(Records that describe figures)
>> BEGIN

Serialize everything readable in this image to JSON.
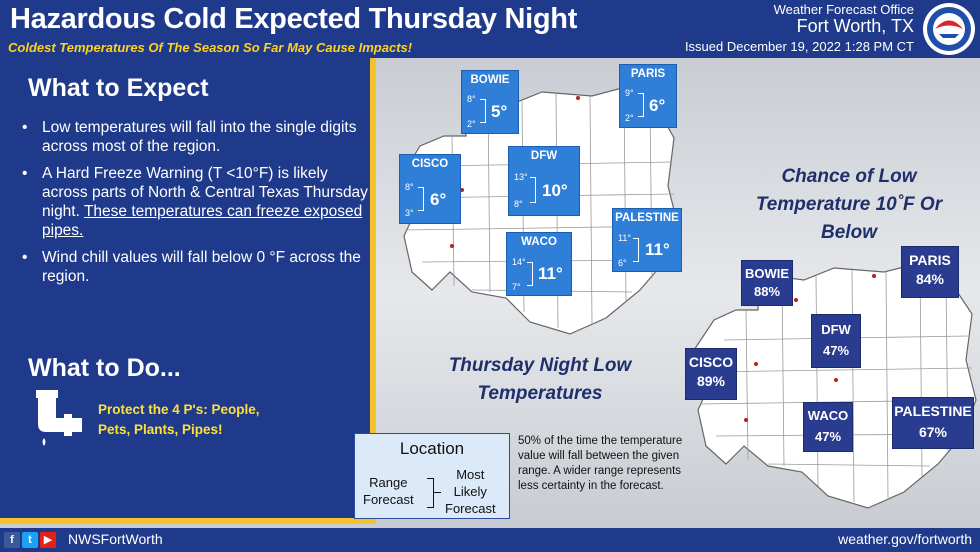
{
  "header": {
    "title": "Hazardous Cold Expected Thursday Night",
    "subtitle": "Coldest Temperatures Of The Season So Far May Cause Impacts!",
    "office": "Weather Forecast Office",
    "city": "Fort Worth, TX",
    "issued": "Issued December 19, 2022 1:28 PM CT"
  },
  "expect": {
    "heading": "What to Expect",
    "bullets": [
      "Low temperatures will fall into the single digits across most of the region.",
      "A Hard Freeze Warning (T <10°F) is likely across parts of North & Central Texas Thursday night.",
      "These temperatures can freeze exposed pipes.",
      "Wind chill values will fall below 0 °F across the region."
    ]
  },
  "todo": {
    "heading": "What to Do...",
    "line1": "Protect the 4 P's: People,",
    "line2": "Pets, Plants, Pipes!"
  },
  "low_map": {
    "label_line1": "Thursday Night Low",
    "label_line2": "Temperatures",
    "cities": [
      {
        "name": "BOWIE",
        "high": "8°",
        "low": "2°",
        "value": "5°"
      },
      {
        "name": "PARIS",
        "high": "9°",
        "low": "2°",
        "value": "6°"
      },
      {
        "name": "CISCO",
        "high": "8°",
        "low": "3°",
        "value": "6°"
      },
      {
        "name": "DFW",
        "high": "13°",
        "low": "8°",
        "value": "10°"
      },
      {
        "name": "PALESTINE",
        "high": "11°",
        "low": "6°",
        "value": "11°"
      },
      {
        "name": "WACO",
        "high": "14°",
        "low": "7°",
        "value": "11°"
      }
    ]
  },
  "chance_map": {
    "label_line1": "Chance of Low",
    "label_line2": "Temperature 10˚F Or",
    "label_line3": "Below",
    "cities": [
      {
        "name": "BOWIE",
        "value": "88%"
      },
      {
        "name": "PARIS",
        "value": "84%"
      },
      {
        "name": "DFW",
        "value": "47%"
      },
      {
        "name": "CISCO",
        "value": "89%"
      },
      {
        "name": "WACO",
        "value": "47%"
      },
      {
        "name": "PALESTINE",
        "value": "67%"
      }
    ]
  },
  "legend": {
    "title": "Location",
    "range1": "Range",
    "range2": "Forecast",
    "most1": "Most",
    "most2": "Likely",
    "most3": "Forecast",
    "note": "50% of the time the temperature value will fall between the given range. A wider range represents less certainty in the forecast."
  },
  "footer": {
    "handle": "NWSFortWorth",
    "site": "weather.gov/fortworth"
  },
  "colors": {
    "navy": "#1f3a8a",
    "yellow": "#f4c22b",
    "box_blue": "#2f7fd8",
    "pct_navy": "#2a3c8f"
  }
}
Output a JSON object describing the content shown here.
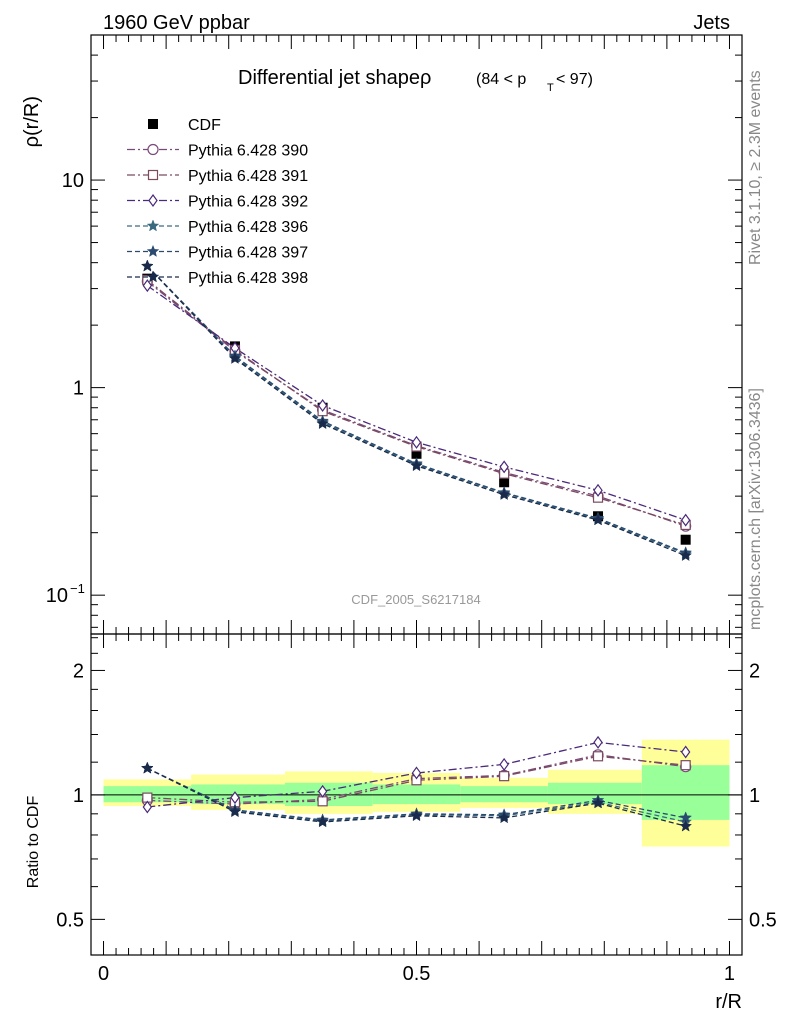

>> END

## Brief
In this exercise, set down all of the data exactly, without the pictures.

## Written reply
Serialize everything readable in this image to JSON.
{
  "header": {
    "title": "Hazardous Cold Expected Thursday Night",
    "subtitle": "Coldest Temperatures Of The Season So Far May Cause Impacts!",
    "office": "Weather Forecast Office",
    "city": "Fort Worth, TX",
    "issued": "Issued December 19, 2022 1:28 PM CT"
  },
  "expect": {
    "heading": "What to Expect",
    "bullets": [
      "Low temperatures will fall into the single digits across most of the region.",
      "A Hard Freeze Warning (T <10°F) is likely across parts of North & Central Texas Thursday night.",
      "These temperatures can freeze exposed pipes.",
      "Wind chill values will fall below 0 °F across the region."
    ]
  },
  "todo": {
    "heading": "What to Do...",
    "line1": "Protect the 4 P's: People,",
    "line2": "Pets, Plants, Pipes!"
  },
  "low_map": {
    "label_line1": "Thursday Night Low",
    "label_line2": "Temperatures",
    "cities": [
      {
        "name": "BOWIE",
        "high": "8°",
        "low": "2°",
        "value": "5°"
      },
      {
        "name": "PARIS",
        "high": "9°",
        "low": "2°",
        "value": "6°"
      },
      {
        "name": "CISCO",
        "high": "8°",
        "low": "3°",
        "value": "6°"
      },
      {
        "name": "DFW",
        "high": "13°",
        "low": "8°",
        "value": "10°"
      },
      {
        "name": "PALESTINE",
        "high": "11°",
        "low": "6°",
        "value": "11°"
      },
      {
        "name": "WACO",
        "high": "14°",
        "low": "7°",
        "value": "11°"
      }
    ]
  },
  "chance_map": {
    "label_line1": "Chance of Low",
    "label_line2": "Temperature 10˚F Or",
    "label_line3": "Below",
    "cities": [
      {
        "name": "BOWIE",
        "value": "88%"
      },
      {
        "name": "PARIS",
        "value": "84%"
      },
      {
        "name": "DFW",
        "value": "47%"
      },
      {
        "name": "CISCO",
        "value": "89%"
      },
      {
        "name": "WACO",
        "value": "47%"
      },
      {
        "name": "PALESTINE",
        "value": "67%"
      }
    ]
  },
  "legend": {
    "title": "Location",
    "range1": "Range",
    "range2": "Forecast",
    "most1": "Most",
    "most2": "Likely",
    "most3": "Forecast",
    "note": "50% of the time the temperature value will fall between the given range. A wider range represents less certainty in the forecast."
  },
  "footer": {
    "handle": "NWSFortWorth",
    "site": "weather.gov/fortworth"
  },
  "colors": {
    "navy": "#1f3a8a",
    "yellow": "#f4c22b",
    "box_blue": "#2f7fd8",
    "pct_navy": "#2a3c8f"
  }
}
Output a JSON object describing the content shown here.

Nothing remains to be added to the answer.